# Directions
Where a line holds the string "selected", return that line.

###

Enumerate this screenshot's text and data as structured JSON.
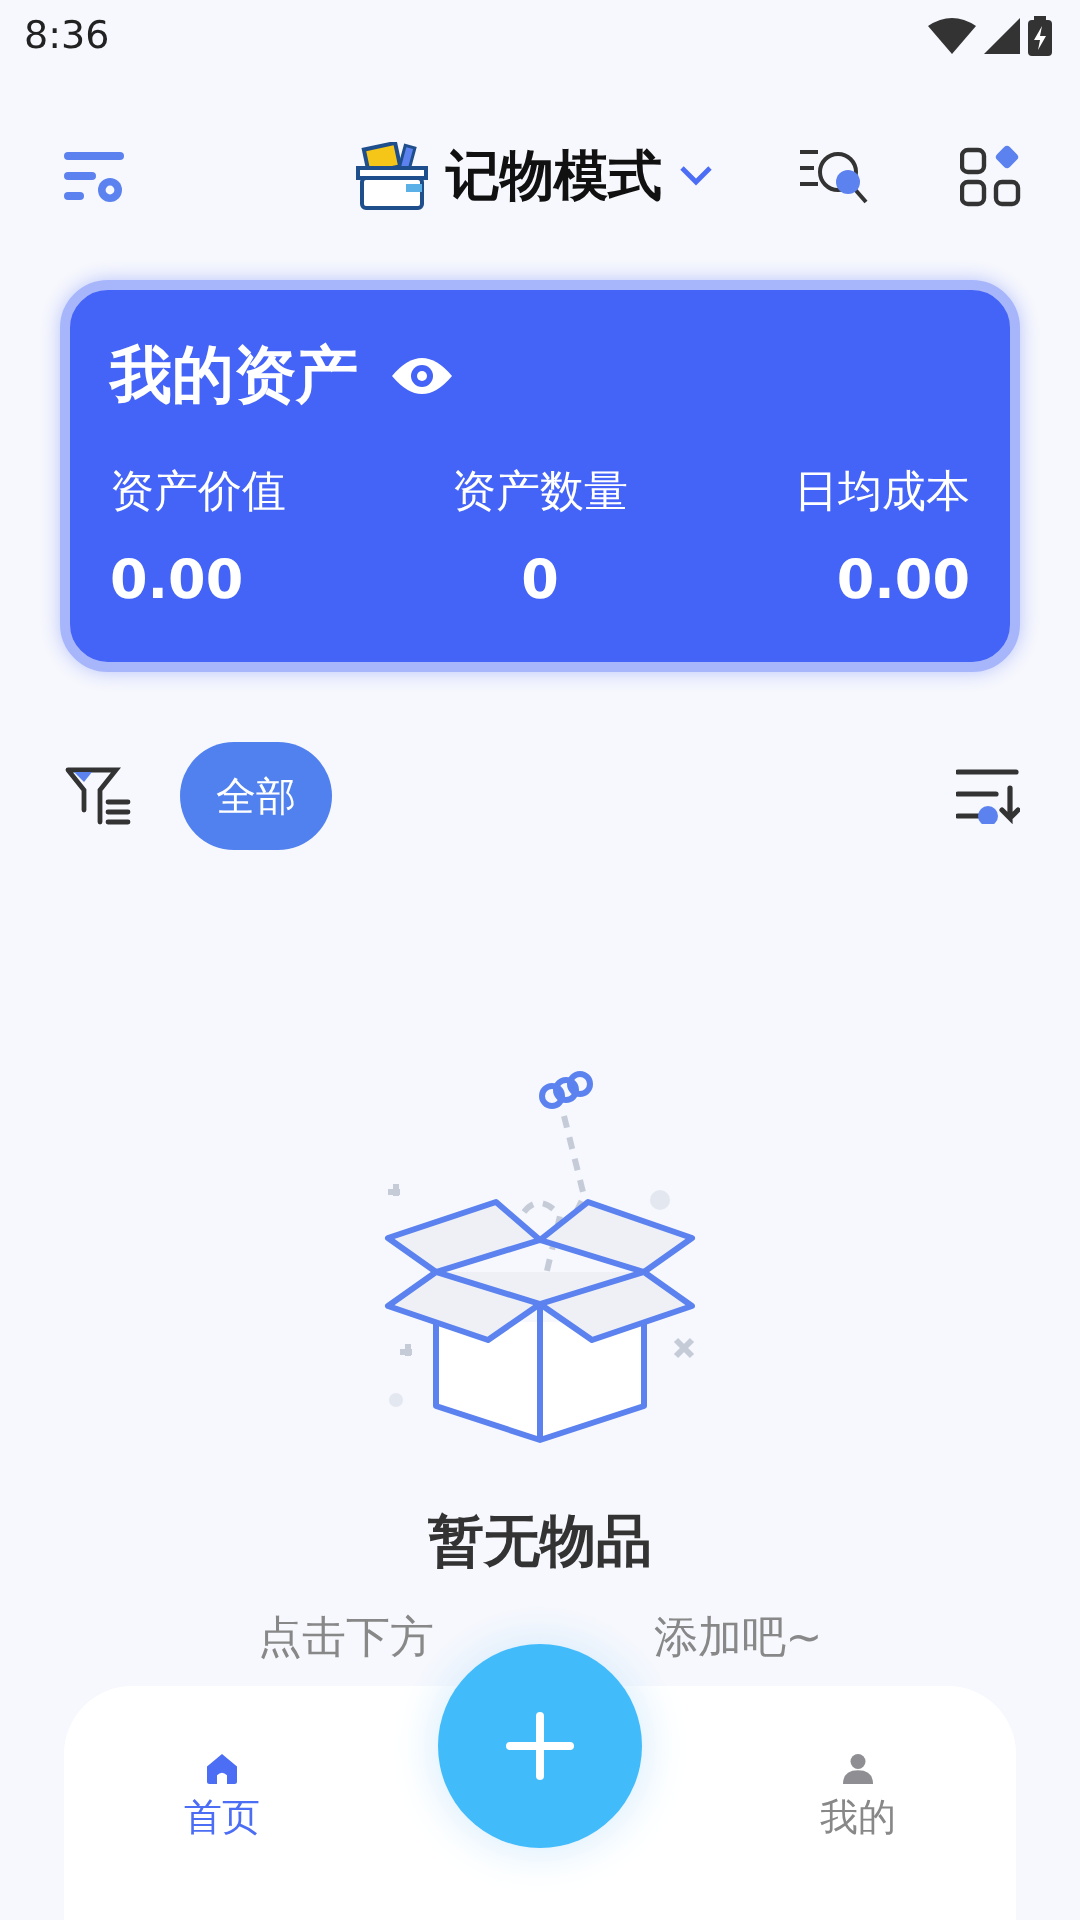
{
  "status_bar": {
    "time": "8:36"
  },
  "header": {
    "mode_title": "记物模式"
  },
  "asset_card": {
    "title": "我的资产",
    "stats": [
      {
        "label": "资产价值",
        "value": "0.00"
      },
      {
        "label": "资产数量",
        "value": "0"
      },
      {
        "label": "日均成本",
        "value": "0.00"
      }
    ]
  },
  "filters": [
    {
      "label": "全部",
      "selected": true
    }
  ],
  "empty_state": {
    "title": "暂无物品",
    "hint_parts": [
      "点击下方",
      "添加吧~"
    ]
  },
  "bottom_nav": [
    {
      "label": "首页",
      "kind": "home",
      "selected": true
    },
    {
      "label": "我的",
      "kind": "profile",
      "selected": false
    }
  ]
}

###

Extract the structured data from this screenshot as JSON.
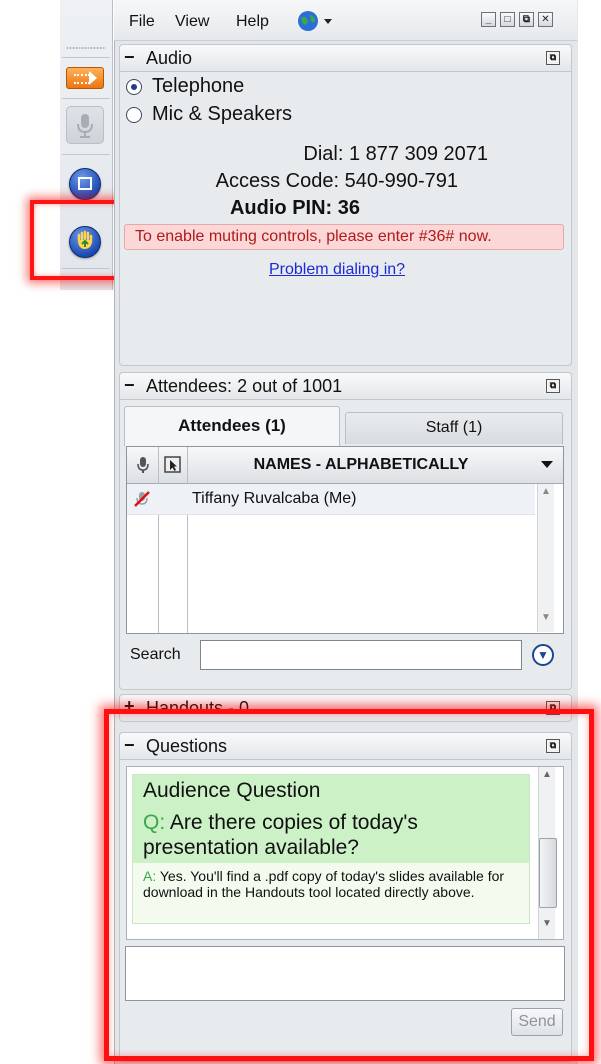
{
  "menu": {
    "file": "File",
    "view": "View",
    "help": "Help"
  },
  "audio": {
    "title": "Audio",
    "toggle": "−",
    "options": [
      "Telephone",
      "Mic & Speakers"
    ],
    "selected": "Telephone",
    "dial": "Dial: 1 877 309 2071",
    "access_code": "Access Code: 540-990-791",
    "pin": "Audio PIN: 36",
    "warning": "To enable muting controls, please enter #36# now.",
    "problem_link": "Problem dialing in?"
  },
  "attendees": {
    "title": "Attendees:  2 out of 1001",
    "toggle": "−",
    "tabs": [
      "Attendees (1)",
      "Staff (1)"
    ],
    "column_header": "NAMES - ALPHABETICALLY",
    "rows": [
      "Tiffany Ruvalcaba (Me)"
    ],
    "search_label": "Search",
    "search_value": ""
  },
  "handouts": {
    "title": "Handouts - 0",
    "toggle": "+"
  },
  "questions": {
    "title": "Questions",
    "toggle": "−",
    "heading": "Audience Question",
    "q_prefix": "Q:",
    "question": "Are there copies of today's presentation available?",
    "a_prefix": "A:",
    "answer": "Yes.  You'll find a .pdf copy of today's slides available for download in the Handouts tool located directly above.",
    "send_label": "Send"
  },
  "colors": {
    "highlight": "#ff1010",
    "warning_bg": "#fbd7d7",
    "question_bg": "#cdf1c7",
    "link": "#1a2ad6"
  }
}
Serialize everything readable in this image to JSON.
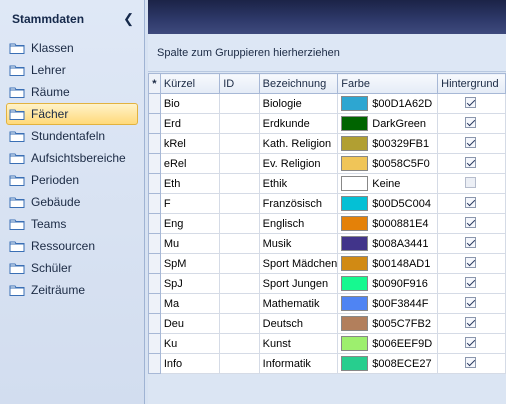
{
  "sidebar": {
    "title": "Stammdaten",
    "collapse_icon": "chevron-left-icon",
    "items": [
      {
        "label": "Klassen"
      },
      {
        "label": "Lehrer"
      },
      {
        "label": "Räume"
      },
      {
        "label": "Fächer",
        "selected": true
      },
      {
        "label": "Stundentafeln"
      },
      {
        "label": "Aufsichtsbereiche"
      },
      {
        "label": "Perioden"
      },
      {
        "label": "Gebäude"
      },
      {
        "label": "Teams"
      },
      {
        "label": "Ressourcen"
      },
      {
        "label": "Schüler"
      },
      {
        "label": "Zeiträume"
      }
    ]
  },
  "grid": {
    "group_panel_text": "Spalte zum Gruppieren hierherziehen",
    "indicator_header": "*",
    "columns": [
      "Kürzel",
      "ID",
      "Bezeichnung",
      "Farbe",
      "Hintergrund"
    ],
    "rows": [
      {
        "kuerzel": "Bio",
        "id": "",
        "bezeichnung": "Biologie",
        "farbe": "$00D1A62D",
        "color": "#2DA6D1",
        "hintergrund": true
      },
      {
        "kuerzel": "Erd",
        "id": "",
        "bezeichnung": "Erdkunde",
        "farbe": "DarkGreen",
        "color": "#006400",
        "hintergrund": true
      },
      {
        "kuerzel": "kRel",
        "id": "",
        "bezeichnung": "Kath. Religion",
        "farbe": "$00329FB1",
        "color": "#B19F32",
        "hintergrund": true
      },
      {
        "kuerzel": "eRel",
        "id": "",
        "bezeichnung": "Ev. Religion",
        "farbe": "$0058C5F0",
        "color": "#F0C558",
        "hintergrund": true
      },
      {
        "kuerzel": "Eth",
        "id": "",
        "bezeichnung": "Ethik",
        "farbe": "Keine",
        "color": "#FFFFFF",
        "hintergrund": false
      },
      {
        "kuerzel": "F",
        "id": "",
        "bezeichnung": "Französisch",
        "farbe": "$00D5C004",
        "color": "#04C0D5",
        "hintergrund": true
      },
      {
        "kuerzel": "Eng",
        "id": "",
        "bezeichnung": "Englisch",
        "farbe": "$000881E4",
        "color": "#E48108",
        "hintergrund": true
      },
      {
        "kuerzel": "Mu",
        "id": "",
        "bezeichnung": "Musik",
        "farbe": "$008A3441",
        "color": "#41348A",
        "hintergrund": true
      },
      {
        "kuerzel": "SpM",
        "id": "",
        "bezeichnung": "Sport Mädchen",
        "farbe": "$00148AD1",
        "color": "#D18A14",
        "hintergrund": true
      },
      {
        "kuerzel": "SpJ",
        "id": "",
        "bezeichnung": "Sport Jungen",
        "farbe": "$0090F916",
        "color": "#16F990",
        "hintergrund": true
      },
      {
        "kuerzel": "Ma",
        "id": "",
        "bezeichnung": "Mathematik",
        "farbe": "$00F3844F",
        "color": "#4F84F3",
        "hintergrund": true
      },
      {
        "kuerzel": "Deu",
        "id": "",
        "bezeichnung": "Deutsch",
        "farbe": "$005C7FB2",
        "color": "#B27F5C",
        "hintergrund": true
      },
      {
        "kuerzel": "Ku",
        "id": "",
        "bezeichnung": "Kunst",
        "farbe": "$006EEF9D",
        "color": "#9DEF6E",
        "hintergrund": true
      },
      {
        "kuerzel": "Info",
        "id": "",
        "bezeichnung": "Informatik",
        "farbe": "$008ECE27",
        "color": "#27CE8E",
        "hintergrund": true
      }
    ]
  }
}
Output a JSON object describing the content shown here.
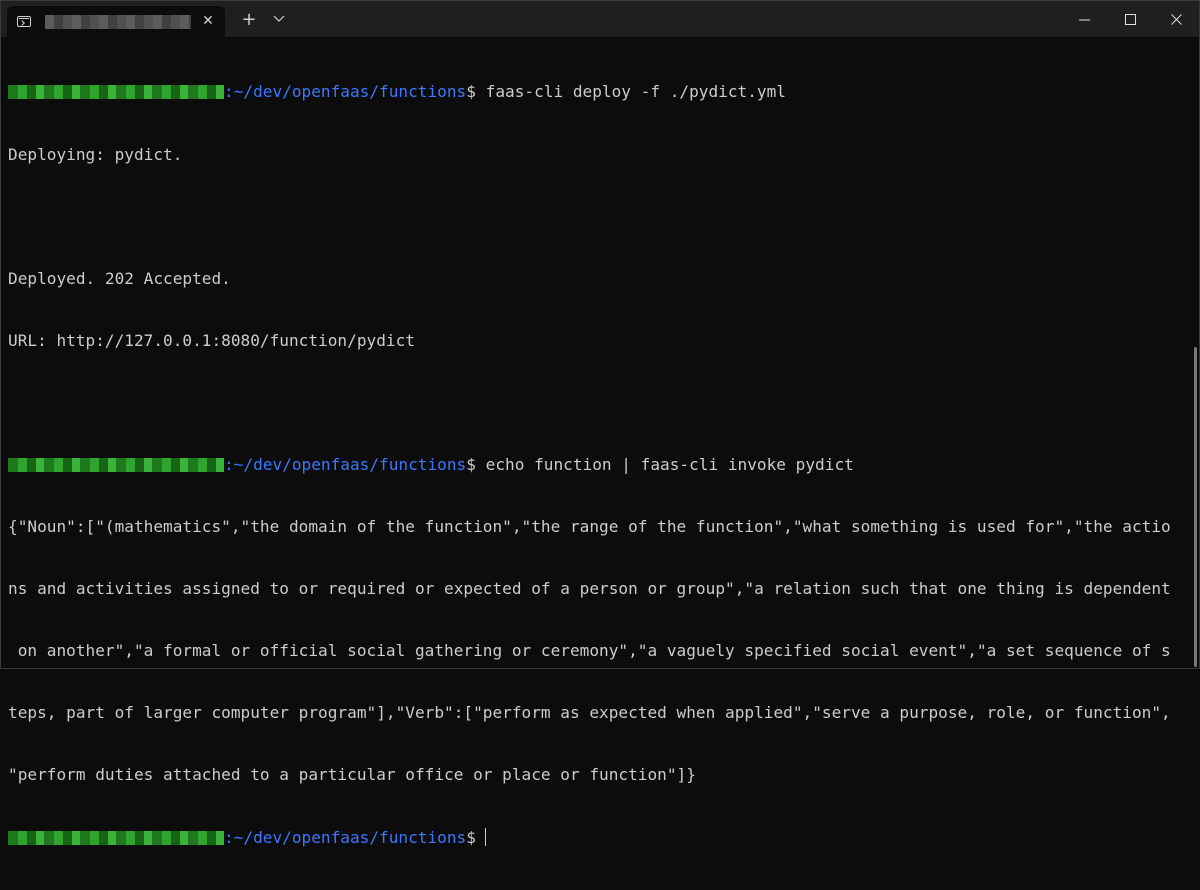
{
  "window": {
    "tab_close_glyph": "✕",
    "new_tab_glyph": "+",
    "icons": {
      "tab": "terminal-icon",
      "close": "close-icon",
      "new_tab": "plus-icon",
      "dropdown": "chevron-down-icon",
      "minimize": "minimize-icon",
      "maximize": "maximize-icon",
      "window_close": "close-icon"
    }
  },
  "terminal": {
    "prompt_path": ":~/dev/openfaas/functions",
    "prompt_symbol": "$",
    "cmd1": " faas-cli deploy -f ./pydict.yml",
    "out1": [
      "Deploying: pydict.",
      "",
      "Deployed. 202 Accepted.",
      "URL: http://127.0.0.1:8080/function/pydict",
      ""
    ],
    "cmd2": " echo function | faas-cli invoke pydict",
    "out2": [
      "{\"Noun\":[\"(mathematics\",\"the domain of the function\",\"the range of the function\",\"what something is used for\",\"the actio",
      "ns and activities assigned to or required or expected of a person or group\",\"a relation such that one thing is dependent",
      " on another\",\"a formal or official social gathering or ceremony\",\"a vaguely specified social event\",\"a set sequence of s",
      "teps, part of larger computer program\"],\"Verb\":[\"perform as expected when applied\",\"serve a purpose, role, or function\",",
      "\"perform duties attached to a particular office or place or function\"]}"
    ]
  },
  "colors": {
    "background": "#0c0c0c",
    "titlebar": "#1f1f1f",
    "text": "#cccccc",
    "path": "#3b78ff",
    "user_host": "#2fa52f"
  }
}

###

# Solution to the exercise
      "selected": true
      "selected": true
      "selected": false
    "selected": "Telephone",
        "selected": true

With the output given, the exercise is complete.